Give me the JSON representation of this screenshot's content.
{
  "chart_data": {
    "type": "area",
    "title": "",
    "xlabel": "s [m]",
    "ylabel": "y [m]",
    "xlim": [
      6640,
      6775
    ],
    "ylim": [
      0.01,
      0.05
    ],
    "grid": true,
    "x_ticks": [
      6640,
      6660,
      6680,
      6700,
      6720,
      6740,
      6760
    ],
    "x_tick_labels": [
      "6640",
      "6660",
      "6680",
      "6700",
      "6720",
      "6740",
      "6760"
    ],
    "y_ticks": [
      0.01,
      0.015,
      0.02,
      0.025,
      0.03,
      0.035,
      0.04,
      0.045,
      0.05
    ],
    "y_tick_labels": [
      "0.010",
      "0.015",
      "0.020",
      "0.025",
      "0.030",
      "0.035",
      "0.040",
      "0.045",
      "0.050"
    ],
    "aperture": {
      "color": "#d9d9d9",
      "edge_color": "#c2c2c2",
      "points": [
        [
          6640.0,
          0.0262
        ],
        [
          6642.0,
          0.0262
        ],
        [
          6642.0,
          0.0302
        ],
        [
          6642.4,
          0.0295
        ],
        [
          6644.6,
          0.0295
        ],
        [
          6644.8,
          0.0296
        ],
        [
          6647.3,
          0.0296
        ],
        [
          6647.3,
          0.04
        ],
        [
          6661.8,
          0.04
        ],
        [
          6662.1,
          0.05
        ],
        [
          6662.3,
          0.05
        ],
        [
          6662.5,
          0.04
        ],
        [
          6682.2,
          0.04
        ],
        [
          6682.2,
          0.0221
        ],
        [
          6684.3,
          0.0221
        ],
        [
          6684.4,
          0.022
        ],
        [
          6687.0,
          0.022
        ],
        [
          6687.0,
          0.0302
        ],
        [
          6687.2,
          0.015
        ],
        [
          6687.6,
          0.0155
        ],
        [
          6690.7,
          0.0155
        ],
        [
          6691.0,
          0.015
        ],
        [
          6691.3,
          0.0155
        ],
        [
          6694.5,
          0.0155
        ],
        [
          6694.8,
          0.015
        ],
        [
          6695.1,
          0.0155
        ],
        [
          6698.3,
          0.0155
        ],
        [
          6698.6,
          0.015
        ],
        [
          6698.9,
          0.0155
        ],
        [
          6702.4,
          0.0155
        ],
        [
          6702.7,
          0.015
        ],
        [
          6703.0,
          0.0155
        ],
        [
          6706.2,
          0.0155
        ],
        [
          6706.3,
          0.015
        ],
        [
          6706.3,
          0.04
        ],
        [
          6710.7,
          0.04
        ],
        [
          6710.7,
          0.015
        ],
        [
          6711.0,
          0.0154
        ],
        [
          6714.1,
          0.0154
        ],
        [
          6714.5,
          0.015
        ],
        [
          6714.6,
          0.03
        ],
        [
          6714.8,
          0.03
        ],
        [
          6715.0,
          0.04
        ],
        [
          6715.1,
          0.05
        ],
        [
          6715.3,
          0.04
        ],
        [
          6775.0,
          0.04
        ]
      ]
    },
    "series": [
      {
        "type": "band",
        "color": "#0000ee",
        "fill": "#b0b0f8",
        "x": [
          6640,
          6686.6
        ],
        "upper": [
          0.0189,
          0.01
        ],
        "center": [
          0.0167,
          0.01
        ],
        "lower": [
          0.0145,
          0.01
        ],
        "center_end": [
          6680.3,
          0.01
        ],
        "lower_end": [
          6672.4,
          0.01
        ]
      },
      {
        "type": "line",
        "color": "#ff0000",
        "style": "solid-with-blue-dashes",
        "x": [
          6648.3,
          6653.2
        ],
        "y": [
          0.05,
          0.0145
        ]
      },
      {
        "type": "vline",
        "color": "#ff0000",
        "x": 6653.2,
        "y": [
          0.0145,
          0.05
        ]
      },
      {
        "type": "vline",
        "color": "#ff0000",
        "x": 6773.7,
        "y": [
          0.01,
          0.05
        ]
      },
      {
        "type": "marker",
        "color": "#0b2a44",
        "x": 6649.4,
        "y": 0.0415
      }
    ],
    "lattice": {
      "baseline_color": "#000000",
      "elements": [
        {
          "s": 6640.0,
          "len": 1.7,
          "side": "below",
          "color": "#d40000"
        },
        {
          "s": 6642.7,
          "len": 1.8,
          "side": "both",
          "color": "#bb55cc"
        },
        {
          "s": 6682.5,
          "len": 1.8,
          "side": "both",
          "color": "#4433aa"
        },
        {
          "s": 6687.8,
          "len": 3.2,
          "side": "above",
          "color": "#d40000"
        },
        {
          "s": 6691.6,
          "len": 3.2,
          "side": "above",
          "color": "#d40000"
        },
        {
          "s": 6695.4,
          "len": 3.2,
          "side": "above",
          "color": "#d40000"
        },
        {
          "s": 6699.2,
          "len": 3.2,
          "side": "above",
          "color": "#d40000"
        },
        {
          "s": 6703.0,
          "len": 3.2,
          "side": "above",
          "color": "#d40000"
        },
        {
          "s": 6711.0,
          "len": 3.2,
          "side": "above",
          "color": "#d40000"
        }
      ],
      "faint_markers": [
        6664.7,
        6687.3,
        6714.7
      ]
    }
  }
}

• • • • •

_PROBLEM TO WORK ON_:
Copy out each record exactly as given, omitting none.

_COMPLETED TASK_:
Give me the JSON representation of this screenshot's content.
{
  "chart_data": {
    "type": "area",
    "title": "",
    "xlabel": "s [m]",
    "ylabel": "y [m]",
    "xlim": [
      6640,
      6775
    ],
    "ylim": [
      0.01,
      0.05
    ],
    "grid": true,
    "x_ticks": [
      6640,
      6660,
      6680,
      6700,
      6720,
      6740,
      6760
    ],
    "x_tick_labels": [
      "6640",
      "6660",
      "6680",
      "6700",
      "6720",
      "6740",
      "6760"
    ],
    "y_ticks": [
      0.01,
      0.015,
      0.02,
      0.025,
      0.03,
      0.035,
      0.04,
      0.045,
      0.05
    ],
    "y_tick_labels": [
      "0.010",
      "0.015",
      "0.020",
      "0.025",
      "0.030",
      "0.035",
      "0.040",
      "0.045",
      "0.050"
    ],
    "aperture": {
      "color": "#d9d9d9",
      "edge_color": "#c2c2c2",
      "points": [
        [
          6640.0,
          0.0262
        ],
        [
          6642.0,
          0.0262
        ],
        [
          6642.0,
          0.0302
        ],
        [
          6642.4,
          0.0295
        ],
        [
          6644.6,
          0.0295
        ],
        [
          6644.8,
          0.0296
        ],
        [
          6647.3,
          0.0296
        ],
        [
          6647.3,
          0.04
        ],
        [
          6661.8,
          0.04
        ],
        [
          6662.1,
          0.05
        ],
        [
          6662.3,
          0.05
        ],
        [
          6662.5,
          0.04
        ],
        [
          6682.2,
          0.04
        ],
        [
          6682.2,
          0.0221
        ],
        [
          6684.3,
          0.0221
        ],
        [
          6684.4,
          0.022
        ],
        [
          6687.0,
          0.022
        ],
        [
          6687.0,
          0.0302
        ],
        [
          6687.2,
          0.015
        ],
        [
          6687.6,
          0.0155
        ],
        [
          6690.7,
          0.0155
        ],
        [
          6691.0,
          0.015
        ],
        [
          6691.3,
          0.0155
        ],
        [
          6694.5,
          0.0155
        ],
        [
          6694.8,
          0.015
        ],
        [
          6695.1,
          0.0155
        ],
        [
          6698.3,
          0.0155
        ],
        [
          6698.6,
          0.015
        ],
        [
          6698.9,
          0.0155
        ],
        [
          6702.4,
          0.0155
        ],
        [
          6702.7,
          0.015
        ],
        [
          6703.0,
          0.0155
        ],
        [
          6706.2,
          0.0155
        ],
        [
          6706.3,
          0.015
        ],
        [
          6706.3,
          0.04
        ],
        [
          6710.7,
          0.04
        ],
        [
          6710.7,
          0.015
        ],
        [
          6711.0,
          0.0154
        ],
        [
          6714.1,
          0.0154
        ],
        [
          6714.5,
          0.015
        ],
        [
          6714.6,
          0.03
        ],
        [
          6714.8,
          0.03
        ],
        [
          6715.0,
          0.04
        ],
        [
          6715.1,
          0.05
        ],
        [
          6715.3,
          0.04
        ],
        [
          6775.0,
          0.04
        ]
      ]
    },
    "series": [
      {
        "type": "band",
        "color": "#0000ee",
        "fill": "#b0b0f8",
        "x": [
          6640,
          6686.6
        ],
        "upper": [
          0.0189,
          0.01
        ],
        "center": [
          0.0167,
          0.01
        ],
        "lower": [
          0.0145,
          0.01
        ],
        "center_end": [
          6680.3,
          0.01
        ],
        "lower_end": [
          6672.4,
          0.01
        ]
      },
      {
        "type": "line",
        "color": "#ff0000",
        "style": "solid-with-blue-dashes",
        "x": [
          6648.3,
          6653.2
        ],
        "y": [
          0.05,
          0.0145
        ]
      },
      {
        "type": "vline",
        "color": "#ff0000",
        "x": 6653.2,
        "y": [
          0.0145,
          0.05
        ]
      },
      {
        "type": "vline",
        "color": "#ff0000",
        "x": 6773.7,
        "y": [
          0.01,
          0.05
        ]
      },
      {
        "type": "marker",
        "color": "#0b2a44",
        "x": 6649.4,
        "y": 0.0415
      }
    ],
    "lattice": {
      "baseline_color": "#000000",
      "elements": [
        {
          "s": 6640.0,
          "len": 1.7,
          "side": "below",
          "color": "#d40000"
        },
        {
          "s": 6642.7,
          "len": 1.8,
          "side": "both",
          "color": "#bb55cc"
        },
        {
          "s": 6682.5,
          "len": 1.8,
          "side": "both",
          "color": "#4433aa"
        },
        {
          "s": 6687.8,
          "len": 3.2,
          "side": "above",
          "color": "#d40000"
        },
        {
          "s": 6691.6,
          "len": 3.2,
          "side": "above",
          "color": "#d40000"
        },
        {
          "s": 6695.4,
          "len": 3.2,
          "side": "above",
          "color": "#d40000"
        },
        {
          "s": 6699.2,
          "len": 3.2,
          "side": "above",
          "color": "#d40000"
        },
        {
          "s": 6703.0,
          "len": 3.2,
          "side": "above",
          "color": "#d40000"
        },
        {
          "s": 6711.0,
          "len": 3.2,
          "side": "above",
          "color": "#d40000"
        }
      ],
      "faint_markers": [
        6664.7,
        6687.3,
        6714.7
      ]
    }
  }
}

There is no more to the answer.